---------- PAGE EXTRACT
Re: Re: Re: Processor: User friendly vs system friendly design

Posted by Adam Taft <ad...@adamtaft.com>.

Uwe,

Great progress.

Do you intend that your processors are part of the Apache NiFi standard
distribution?  If so, I think there is enough here to warrant switching the
discussion over to JIRA tickets with accompanying Github activity.

Since you've split the functionality into two processors, I'd probably
recommend creating two feature enhancement JIRA tickets, one for the CSV
related processor and another for the Velocity processor.  If you agree,
please open JIRA tickets at [1].

Here are some thoughts on your processors:

:: CSV Processor Comments ::

-  For the CSV processor, it's doing a very naive String#split and doesn't
deal with quoted CSV files.  What are your thoughts of providing more
robust CSV handling support?  Perhaps using the opencsv project? [2]

-  I think I like the ability for the CSV processor to deal with multiple
rows.  I know I recommend you try using SplitText for this.  But it
probably wouldn't hurt for this processor to accommodate multi-line CSV
input files.  This way, you can throw a single line file or multi-line
file, it will handle both.  For multiple lines, it would export a new
flowfile for each row in the CSV input.
--------------------
__GIVEN PROBLEM A__
Quote the entries below verbatim, everything from the line containing "view-document-icon: [190, 146, 210, 166]" down to the line containing "List all visible", with both of those lines included.
---------- DATA SHOWN
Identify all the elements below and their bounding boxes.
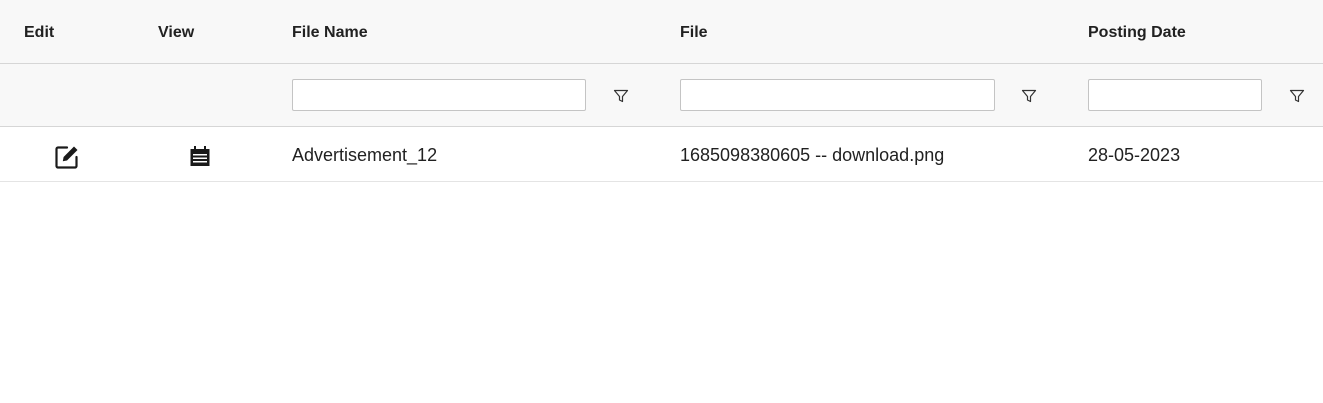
view-document-icon: [190, 146, 210, 166]
data-grid: Edit View File Name File Posting Date Ad…: [0, 0, 1323, 403]
column-header-edit[interactable]: Edit: [24, 0, 54, 64]
column-header-file[interactable]: File: [680, 0, 708, 64]
file-filter-button[interactable]: [1019, 86, 1039, 106]
edit-button[interactable]: [53, 143, 81, 171]
posting-date-filter-input[interactable]: [1088, 79, 1262, 111]
column-header-view[interactable]: View: [158, 0, 194, 64]
filter-icon: [613, 89, 629, 103]
column-header-file-name[interactable]: File Name: [292, 0, 368, 64]
file-filter-input[interactable]: [680, 79, 995, 111]
table-row: Advertisement_12 1685098380605 -- downlo…: [0, 127, 1323, 182]
filter-icon: [1021, 89, 1037, 103]
posting-date-filter-button[interactable]: [1287, 86, 1307, 106]
file-cell[interactable]: 1685098380605 -- download.png: [680, 127, 944, 182]
filter-icon: [1289, 89, 1305, 103]
file-name-filter-button[interactable]: [611, 86, 631, 106]
file-name-filter-input[interactable]: [292, 79, 586, 111]
file-name-cell: Advertisement_12: [292, 145, 438, 165]
edit-icon: [55, 146, 78, 169]
grid-header: Edit View File Name File Posting Date: [0, 0, 1323, 64]
column-header-posting-date[interactable]: Posting Date: [1088, 0, 1186, 64]
view-button[interactable]: [188, 144, 212, 168]
filter-bar: [0, 64, 1323, 127]
posting-date-cell: 28-05-2023: [1088, 145, 1181, 165]
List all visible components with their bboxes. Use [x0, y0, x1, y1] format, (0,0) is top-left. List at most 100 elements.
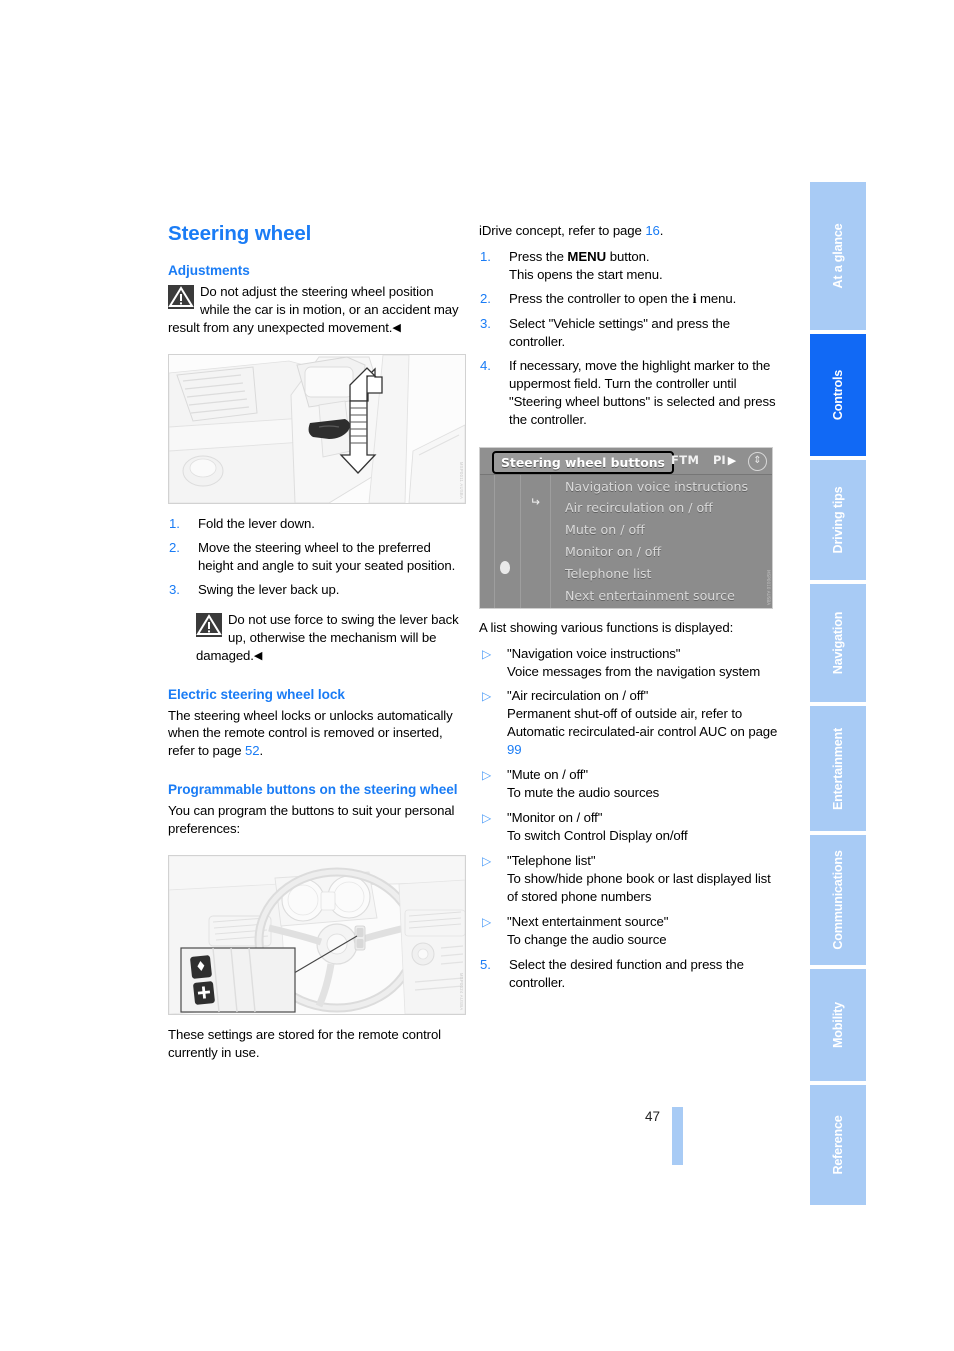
- step-number: 2.: [480, 290, 491, 306]
- section-heading-adjustments: Adjustments: [168, 263, 250, 278]
- function-title: "Telephone list": [507, 853, 596, 869]
- list-item: 5. Select the desired function and press…: [479, 956, 779, 992]
- function-title: "Mute on / off": [507, 767, 588, 783]
- list-item: ▷ "Air recirculation on / off" Permanent…: [479, 687, 779, 759]
- function-title: "Air recirculation on / off": [507, 688, 649, 704]
- idrive-rail-left: [494, 474, 495, 608]
- triangle-bullet-icon: ▷: [482, 768, 492, 783]
- idrive-selected-menu-title[interactable]: Steering wheel buttons: [492, 450, 674, 474]
- sidebar-tab-label: Reference: [831, 1115, 845, 1175]
- right-column: iDrive concept, refer to page 16. 1. Pre…: [479, 222, 779, 998]
- electric-lock-text-before: The steering wheel locks or unlocks auto…: [168, 707, 453, 759]
- figure-code: MSP0010 AUSBA: [766, 569, 771, 605]
- function-title: "Monitor on / off": [507, 810, 603, 826]
- step-number: 1.: [169, 515, 180, 531]
- list-item: 3. Select "Vehicle settings" and press t…: [479, 315, 779, 351]
- warning-note-adjustments: Do not adjust the steering wheel positio…: [168, 283, 466, 337]
- sidebar-tab-navigation[interactable]: Navigation: [810, 584, 866, 702]
- menu-button-label: MENU: [567, 248, 607, 264]
- function-desc: To change the audio source: [507, 931, 667, 947]
- sidebar-tab-controls[interactable]: Controls: [810, 334, 866, 456]
- warning-text: Do not use force to swing the lever back…: [196, 611, 459, 663]
- closing-text: These settings are stored for the remote…: [168, 1027, 442, 1061]
- warning-triangle-icon: [196, 612, 222, 637]
- play-icon: ▶: [727, 453, 737, 467]
- list-item: ▷ "Monitor on / off" To switch Control D…: [479, 809, 779, 845]
- sidebar-tab-label: Driving tips: [831, 486, 845, 554]
- step-number: 1.: [480, 248, 491, 264]
- step-number: 2.: [169, 539, 180, 555]
- page-reference-link[interactable]: 52: [245, 743, 260, 758]
- function-desc-before: Permanent shut-off of outside air, refer…: [507, 706, 778, 740]
- idrive-menu-item[interactable]: Air recirculation on / off: [565, 497, 770, 519]
- step-text: Fold the lever down.: [198, 515, 315, 531]
- sidebar-tab-reference[interactable]: Reference: [810, 1085, 866, 1205]
- section-heading-electric-lock: Electric steering wheel lock: [168, 686, 345, 702]
- adjustment-steps-list: 1. Fold the lever down. 2. Move the stee…: [168, 515, 466, 599]
- sidebar-tab-label: Mobility: [831, 1002, 845, 1048]
- manual-page: Steering wheel Adjustments Do not adjust…: [0, 0, 954, 1351]
- idrive-header-bar: Steering wheel buttons FTM PI ▶ ⇕: [480, 447, 772, 475]
- sidebar-tab-entertainment[interactable]: Entertainment: [810, 706, 866, 831]
- folio-accent-bar: [672, 1107, 683, 1165]
- step-text: Swing the lever back up.: [198, 581, 340, 597]
- step-number: 4.: [480, 357, 491, 373]
- sidebar-tab-driving-tips[interactable]: Driving tips: [810, 460, 866, 580]
- note-end-marker: ◀: [392, 321, 401, 334]
- list-item: ▷ "Navigation voice instructions" Voice …: [479, 645, 779, 681]
- triangle-bullet-icon: ▷: [482, 854, 492, 869]
- list-item: 3. Swing the lever back up.: [168, 581, 466, 599]
- warning-triangle-icon: [168, 284, 194, 309]
- idrive-intro: iDrive concept, refer to page 16.: [479, 222, 779, 240]
- sidebar-tab-mobility[interactable]: Mobility: [810, 969, 866, 1081]
- list-item: ▷ "Telephone list" To show/hide phone bo…: [479, 852, 779, 906]
- idrive-rail-mid: [520, 474, 521, 608]
- list-item: ▷ "Mute on / off" To mute the audio sour…: [479, 766, 779, 802]
- return-arrow-icon: ↵: [530, 494, 541, 509]
- step-number: 5.: [480, 956, 491, 972]
- idrive-menu-item[interactable]: Monitor on / off: [565, 541, 770, 563]
- note-end-marker: ◀: [253, 649, 263, 662]
- steering-wheel-buttons-illustration: MSP0024 AUSBA: [168, 855, 466, 1016]
- triangle-bullet-icon: ▷: [482, 689, 492, 704]
- step-text-second-line: This opens the start menu.: [509, 266, 663, 282]
- electric-lock-text: The steering wheel locks or unlocks auto…: [168, 707, 466, 761]
- list-item: 4. If necessary, move the highlight mark…: [479, 357, 779, 429]
- page-number: 47: [645, 1109, 661, 1124]
- idrive-menu-list: Navigation voice instructions Air recirc…: [565, 476, 770, 607]
- idrive-menu-item[interactable]: Next entertainment source: [565, 585, 770, 607]
- final-step-list: 5. Select the desired function and press…: [479, 956, 779, 992]
- sidebar-tab-label: At a glance: [831, 223, 845, 289]
- idrive-status-ftm: FTM: [671, 452, 700, 467]
- step-number: 3.: [480, 315, 491, 331]
- page-reference-link[interactable]: 16: [645, 223, 660, 238]
- sidebar-tab-label: Communications: [831, 850, 845, 950]
- figure-code: MSP0024 AUSBA: [459, 972, 464, 1011]
- triangle-bullet-icon: ▷: [482, 914, 492, 929]
- electric-lock-text-after: .: [259, 743, 264, 759]
- sidebar-tab-communications[interactable]: Communications: [810, 835, 866, 965]
- idrive-intro-after: .: [659, 223, 664, 238]
- section-heading-programmable: Programmable buttons on the steering whe…: [168, 782, 458, 798]
- functions-list: ▷ "Navigation voice instructions" Voice …: [479, 645, 779, 949]
- idrive-menu-item[interactable]: Navigation voice instructions: [565, 476, 770, 498]
- function-title: "Navigation voice instructions": [507, 645, 681, 661]
- idrive-menu-item[interactable]: Telephone list: [565, 563, 770, 585]
- step-text: Move the steering wheel to the preferred…: [198, 539, 456, 573]
- function-desc: Voice messages from the navigation syste…: [507, 663, 761, 679]
- sidebar-tab-at-a-glance[interactable]: At a glance: [810, 182, 866, 330]
- idrive-menu-item[interactable]: Mute on / off: [565, 519, 770, 541]
- step-text-post: menu.: [696, 290, 737, 306]
- step-text-pre: Press the: [509, 248, 568, 264]
- page-reference-link[interactable]: 99: [507, 742, 522, 757]
- function-desc: To switch Control Display on/off: [507, 828, 688, 844]
- warning-note-lever: Do not use force to swing the lever back…: [196, 611, 466, 665]
- idrive-status-pi: PI ▶: [713, 453, 736, 467]
- sidebar-tab-label: Entertainment: [831, 727, 845, 810]
- programmable-intro: You can program the buttons to suit your…: [168, 803, 455, 837]
- step-text: If necessary, move the highlight marker …: [509, 357, 776, 427]
- left-column: Steering wheel Adjustments Do not adjust…: [168, 222, 466, 1062]
- figure-code: MSP0011 AUSBA: [459, 461, 464, 499]
- info-updown-icon: ⇕: [748, 451, 767, 471]
- list-item: 2. Move the steering wheel to the prefer…: [168, 539, 466, 575]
--------------------
__GIVEN PROBLEM B__
Pick up the mailing-list reply about the proposed CSV and Velocity processors for Apache NiFi at the point where it ends, and keep writing it.

__EXERCISE ANSWER A__
view-document-icon: [190, 146, 210, 166]
data-grid: Edit View File Name File Posting Date Ad…: [0, 0, 1323, 403]
column-header-edit[interactable]: Edit: [24, 0, 54, 64]
column-header-file[interactable]: File: [680, 0, 708, 64]
file-filter-button[interactable]: [1019, 86, 1039, 106]
edit-button[interactable]: [53, 143, 81, 171]
posting-date-filter-input[interactable]: [1088, 79, 1262, 111]
column-header-view[interactable]: View: [158, 0, 194, 64]
filter-icon: [613, 89, 629, 103]
column-header-file-name[interactable]: File Name: [292, 0, 368, 64]
file-filter-input[interactable]: [680, 79, 995, 111]
table-row: Advertisement_12 1685098380605 -- downlo…: [0, 127, 1323, 182]
filter-icon: [1021, 89, 1037, 103]
posting-date-filter-button[interactable]: [1287, 86, 1307, 106]
file-cell[interactable]: 1685098380605 -- download.png: [680, 127, 944, 182]
filter-icon: [1289, 89, 1305, 103]
file-name-filter-button[interactable]: [611, 86, 631, 106]
file-name-filter-input[interactable]: [292, 79, 586, 111]
file-name-cell: Advertisement_12: [292, 145, 438, 165]
edit-icon: [55, 146, 78, 169]
grid-header: Edit View File Name File Posting Date: [0, 0, 1323, 64]
column-header-posting-date[interactable]: Posting Date: [1088, 0, 1186, 64]
view-button[interactable]: [188, 144, 212, 168]
filter-bar: [0, 64, 1323, 127]
posting-date-cell: 28-05-2023: [1088, 145, 1181, 165]
List all visible components with their bboxes. Use [x0, y0, x1, y1] format, (0,0) is top-left. List at most 100 elements.

__EXERCISE ANSWER B__
-  If we support multi-line CSV input files, I think it makes sense that it
could also deal with a header line as well.  And optionally, it could
provide prefix values extracted from the header line.  i.e. if the header
line names columns "name", "email", "dob", the processor would export
flowfile attributes with prefix.name, prefix.email, and prefix.dob (instead
of using numbers).

-  I like using DecimalFormat in your solution.  Maybe we should reference
the DecimalFormat API in your documentation.

-  We should probably consider a name with the phrase "CSV" in it, which I
think is appropriate for the NIFI naming style.  Something like
ConvertCSVToAttributes.  I think the NIFI community will probably help
shape the best name.

:: Velocity Processor Comments ::

-  Is there any harm sending the entire Map<String, String> of flowfile
attributes to Velocity?  Why did you decide to include a regex to filter
the attributes send to the engine?  I don't disagree with this feature, but
wondering if it's required or just a nicety.

-  There are likely some code review and naming items to talk about.  For
example, the reference to the VelocityEngine or Template may not be safely
published.  And the name of the processor should probably reference
Velocity.

Thanks,

Adam

[1] https://issues.apache.org/jira/browse/NIFI
[1] http://opencsv.sourceforge.net



On Sat, Mar 19, 2016 at 2:09 PM, Uwe Geercken <uw...@web.de> wrote:

> Adam,
>
> ok. I got it. This way one can use any flowfile attributes and merge them
> with the template.
>
> I have worked all day on the two processors and it does work - very cool.
> Will have to do more error testing though.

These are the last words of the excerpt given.